Element and region listings:
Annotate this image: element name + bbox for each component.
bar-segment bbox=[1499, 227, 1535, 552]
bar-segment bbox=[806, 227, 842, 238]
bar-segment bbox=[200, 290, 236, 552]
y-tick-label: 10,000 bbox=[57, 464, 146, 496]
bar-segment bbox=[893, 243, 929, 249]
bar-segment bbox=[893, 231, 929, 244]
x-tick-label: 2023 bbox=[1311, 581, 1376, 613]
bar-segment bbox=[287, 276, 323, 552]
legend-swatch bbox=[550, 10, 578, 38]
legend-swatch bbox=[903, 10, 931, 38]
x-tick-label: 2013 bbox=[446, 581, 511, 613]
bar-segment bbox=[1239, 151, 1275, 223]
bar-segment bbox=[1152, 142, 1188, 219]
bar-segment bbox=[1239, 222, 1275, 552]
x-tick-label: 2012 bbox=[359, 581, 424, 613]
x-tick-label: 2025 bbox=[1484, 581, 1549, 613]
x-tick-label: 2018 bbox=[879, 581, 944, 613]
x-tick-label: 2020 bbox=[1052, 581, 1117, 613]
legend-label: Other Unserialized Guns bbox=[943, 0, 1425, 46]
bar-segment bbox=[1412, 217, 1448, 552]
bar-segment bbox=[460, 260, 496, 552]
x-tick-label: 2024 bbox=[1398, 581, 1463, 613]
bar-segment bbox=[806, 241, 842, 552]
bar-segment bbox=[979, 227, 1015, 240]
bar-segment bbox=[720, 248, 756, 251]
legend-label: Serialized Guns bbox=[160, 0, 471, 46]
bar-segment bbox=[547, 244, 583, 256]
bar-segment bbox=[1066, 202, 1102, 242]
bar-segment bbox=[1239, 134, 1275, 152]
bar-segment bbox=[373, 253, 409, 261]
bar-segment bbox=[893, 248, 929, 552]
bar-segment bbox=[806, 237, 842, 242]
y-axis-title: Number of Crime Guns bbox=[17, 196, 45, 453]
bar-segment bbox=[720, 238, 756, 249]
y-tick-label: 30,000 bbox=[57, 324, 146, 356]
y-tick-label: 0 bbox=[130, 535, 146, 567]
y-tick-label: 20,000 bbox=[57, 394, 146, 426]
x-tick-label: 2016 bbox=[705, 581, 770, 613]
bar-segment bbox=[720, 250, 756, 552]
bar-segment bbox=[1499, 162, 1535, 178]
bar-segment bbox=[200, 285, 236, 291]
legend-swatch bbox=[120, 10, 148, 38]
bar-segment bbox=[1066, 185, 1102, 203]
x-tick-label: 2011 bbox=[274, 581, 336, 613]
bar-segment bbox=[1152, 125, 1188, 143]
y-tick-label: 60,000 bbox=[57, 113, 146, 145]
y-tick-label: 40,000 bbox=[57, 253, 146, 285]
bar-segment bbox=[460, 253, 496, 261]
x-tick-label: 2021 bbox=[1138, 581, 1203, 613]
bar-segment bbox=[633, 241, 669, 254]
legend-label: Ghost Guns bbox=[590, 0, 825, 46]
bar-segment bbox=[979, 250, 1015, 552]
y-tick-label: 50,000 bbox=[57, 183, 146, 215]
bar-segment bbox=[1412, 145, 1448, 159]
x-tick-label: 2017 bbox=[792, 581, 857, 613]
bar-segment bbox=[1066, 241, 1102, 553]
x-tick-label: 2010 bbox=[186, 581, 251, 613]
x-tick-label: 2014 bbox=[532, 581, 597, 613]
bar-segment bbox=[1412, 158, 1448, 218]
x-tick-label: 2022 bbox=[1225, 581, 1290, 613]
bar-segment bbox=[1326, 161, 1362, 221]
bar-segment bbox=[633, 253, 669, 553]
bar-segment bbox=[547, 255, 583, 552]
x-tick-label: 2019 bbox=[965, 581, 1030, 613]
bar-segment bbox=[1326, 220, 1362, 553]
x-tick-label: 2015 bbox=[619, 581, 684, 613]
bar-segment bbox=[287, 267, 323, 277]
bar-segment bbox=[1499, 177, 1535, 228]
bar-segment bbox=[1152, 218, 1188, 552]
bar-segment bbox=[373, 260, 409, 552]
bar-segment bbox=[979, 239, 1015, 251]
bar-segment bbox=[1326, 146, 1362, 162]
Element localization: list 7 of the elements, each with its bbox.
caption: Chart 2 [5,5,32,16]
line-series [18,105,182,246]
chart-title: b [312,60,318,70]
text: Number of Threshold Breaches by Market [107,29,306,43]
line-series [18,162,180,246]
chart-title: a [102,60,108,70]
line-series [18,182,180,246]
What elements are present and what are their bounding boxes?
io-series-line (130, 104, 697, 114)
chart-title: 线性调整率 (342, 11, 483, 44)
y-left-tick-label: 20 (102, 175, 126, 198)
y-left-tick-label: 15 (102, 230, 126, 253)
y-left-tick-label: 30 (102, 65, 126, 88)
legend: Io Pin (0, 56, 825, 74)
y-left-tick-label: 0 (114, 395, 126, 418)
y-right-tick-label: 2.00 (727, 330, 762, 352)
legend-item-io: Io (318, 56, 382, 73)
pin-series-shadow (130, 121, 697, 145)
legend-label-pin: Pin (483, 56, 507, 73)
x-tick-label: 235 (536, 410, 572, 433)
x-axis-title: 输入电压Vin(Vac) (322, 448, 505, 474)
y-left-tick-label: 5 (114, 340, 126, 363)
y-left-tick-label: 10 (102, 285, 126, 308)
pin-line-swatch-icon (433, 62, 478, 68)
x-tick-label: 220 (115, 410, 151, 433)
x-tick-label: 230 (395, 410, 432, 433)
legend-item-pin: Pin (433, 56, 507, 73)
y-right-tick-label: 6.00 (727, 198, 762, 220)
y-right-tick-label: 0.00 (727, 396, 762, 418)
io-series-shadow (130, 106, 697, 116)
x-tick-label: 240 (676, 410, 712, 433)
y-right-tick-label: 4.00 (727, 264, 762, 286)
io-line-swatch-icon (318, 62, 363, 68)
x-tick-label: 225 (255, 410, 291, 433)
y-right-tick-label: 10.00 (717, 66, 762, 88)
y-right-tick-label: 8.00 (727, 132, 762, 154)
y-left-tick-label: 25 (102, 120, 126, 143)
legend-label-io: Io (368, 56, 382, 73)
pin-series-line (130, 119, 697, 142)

WHAT YOU NEED TO DO: Please change "bar-segment" to "bar-section" everywhere in the lines above, and leave everything else as it is.

SOLUTION TO THE EXERCISE:
Annotate this image: element name + bbox for each component.
bar-section bbox=[1499, 227, 1535, 552]
bar-section bbox=[806, 227, 842, 238]
bar-section bbox=[200, 290, 236, 552]
y-tick-label: 10,000 bbox=[57, 464, 146, 496]
bar-section bbox=[893, 243, 929, 249]
bar-section bbox=[893, 231, 929, 244]
x-tick-label: 2023 bbox=[1311, 581, 1376, 613]
bar-section bbox=[287, 276, 323, 552]
legend-swatch bbox=[550, 10, 578, 38]
legend-swatch bbox=[903, 10, 931, 38]
x-tick-label: 2013 bbox=[446, 581, 511, 613]
bar-section bbox=[1239, 151, 1275, 223]
bar-section bbox=[1152, 142, 1188, 219]
bar-section bbox=[1239, 222, 1275, 552]
x-tick-label: 2012 bbox=[359, 581, 424, 613]
x-tick-label: 2025 bbox=[1484, 581, 1549, 613]
x-tick-label: 2018 bbox=[879, 581, 944, 613]
x-tick-label: 2020 bbox=[1052, 581, 1117, 613]
legend-label: Other Unserialized Guns bbox=[943, 0, 1425, 46]
bar-section bbox=[1412, 217, 1448, 552]
bar-section bbox=[460, 260, 496, 552]
x-tick-label: 2024 bbox=[1398, 581, 1463, 613]
bar-section bbox=[806, 241, 842, 552]
bar-section bbox=[979, 227, 1015, 240]
bar-section bbox=[720, 248, 756, 251]
legend-label: Serialized Guns bbox=[160, 0, 471, 46]
bar-section bbox=[547, 244, 583, 256]
bar-section bbox=[1066, 202, 1102, 242]
bar-section bbox=[1239, 134, 1275, 152]
bar-section bbox=[373, 253, 409, 261]
bar-section bbox=[893, 248, 929, 552]
bar-section bbox=[806, 237, 842, 242]
y-axis-title: Number of Crime Guns bbox=[17, 196, 45, 453]
bar-section bbox=[720, 238, 756, 249]
y-tick-label: 30,000 bbox=[57, 324, 146, 356]
y-tick-label: 0 bbox=[130, 535, 146, 567]
y-tick-label: 20,000 bbox=[57, 394, 146, 426]
x-tick-label: 2016 bbox=[705, 581, 770, 613]
bar-section bbox=[720, 250, 756, 552]
bar-section bbox=[1499, 162, 1535, 178]
bar-section bbox=[200, 285, 236, 291]
legend-swatch bbox=[120, 10, 148, 38]
bar-section bbox=[1066, 185, 1102, 203]
x-tick-label: 2011 bbox=[274, 581, 336, 613]
bar-section bbox=[1152, 125, 1188, 143]
y-tick-label: 60,000 bbox=[57, 113, 146, 145]
y-tick-label: 40,000 bbox=[57, 253, 146, 285]
bar-section bbox=[460, 253, 496, 261]
x-tick-label: 2021 bbox=[1138, 581, 1203, 613]
bar-section bbox=[633, 241, 669, 254]
legend-label: Ghost Guns bbox=[590, 0, 825, 46]
bar-section bbox=[979, 250, 1015, 552]
y-tick-label: 50,000 bbox=[57, 183, 146, 215]
bar-section bbox=[1412, 145, 1448, 159]
x-tick-label: 2017 bbox=[792, 581, 857, 613]
bar-section bbox=[1066, 241, 1102, 553]
x-tick-label: 2010 bbox=[186, 581, 251, 613]
x-tick-label: 2014 bbox=[532, 581, 597, 613]
bar-section bbox=[1412, 158, 1448, 218]
x-tick-label: 2022 bbox=[1225, 581, 1290, 613]
bar-section bbox=[1326, 161, 1362, 221]
bar-section bbox=[633, 253, 669, 553]
bar-section bbox=[547, 255, 583, 552]
x-tick-label: 2019 bbox=[965, 581, 1030, 613]
bar-section bbox=[1326, 220, 1362, 553]
x-tick-label: 2015 bbox=[619, 581, 684, 613]
bar-section bbox=[287, 267, 323, 277]
bar-section bbox=[1499, 177, 1535, 228]
bar-section bbox=[1152, 218, 1188, 552]
bar-section bbox=[373, 260, 409, 552]
bar-section bbox=[979, 239, 1015, 251]
bar-section bbox=[1326, 146, 1362, 162]
Element localization: list 7 of the elements, each with its bbox.
caption: Chart 2 [5,5,32,16]
line-series [18,105,182,246]
chart-title: b [312,60,318,70]
text: Number of Threshold Breaches by Market [107,29,306,43]
line-series [18,162,180,246]
chart-title: a [102,60,108,70]
line-series [18,182,180,246]
What elements are present and what are their bounding boxes?
io-series-line (130, 104, 697, 114)
chart-title: 线性调整率 (342, 11, 483, 44)
y-left-tick-label: 20 (102, 175, 126, 198)
y-left-tick-label: 15 (102, 230, 126, 253)
y-left-tick-label: 30 (102, 65, 126, 88)
legend: Io Pin (0, 56, 825, 74)
y-left-tick-label: 0 (114, 395, 126, 418)
y-right-tick-label: 2.00 (727, 330, 762, 352)
legend-item-io: Io (318, 56, 382, 73)
pin-series-shadow (130, 121, 697, 145)
legend-label-pin: Pin (483, 56, 507, 73)
x-tick-label: 235 (536, 410, 572, 433)
x-axis-title: 输入电压Vin(Vac) (322, 448, 505, 474)
y-left-tick-label: 5 (114, 340, 126, 363)
y-left-tick-label: 10 (102, 285, 126, 308)
pin-line-swatch-icon (433, 62, 478, 68)
x-tick-label: 220 (115, 410, 151, 433)
x-tick-label: 230 (395, 410, 432, 433)
legend-item-pin: Pin (433, 56, 507, 73)
y-right-tick-label: 6.00 (727, 198, 762, 220)
y-right-tick-label: 0.00 (727, 396, 762, 418)
io-series-shadow (130, 106, 697, 116)
x-tick-label: 240 (676, 410, 712, 433)
y-right-tick-label: 4.00 (727, 264, 762, 286)
io-line-swatch-icon (318, 62, 363, 68)
x-tick-label: 225 (255, 410, 291, 433)
y-right-tick-label: 10.00 (717, 66, 762, 88)
y-right-tick-label: 8.00 (727, 132, 762, 154)
y-left-tick-label: 25 (102, 120, 126, 143)
legend-label-io: Io (368, 56, 382, 73)
pin-series-line (130, 119, 697, 142)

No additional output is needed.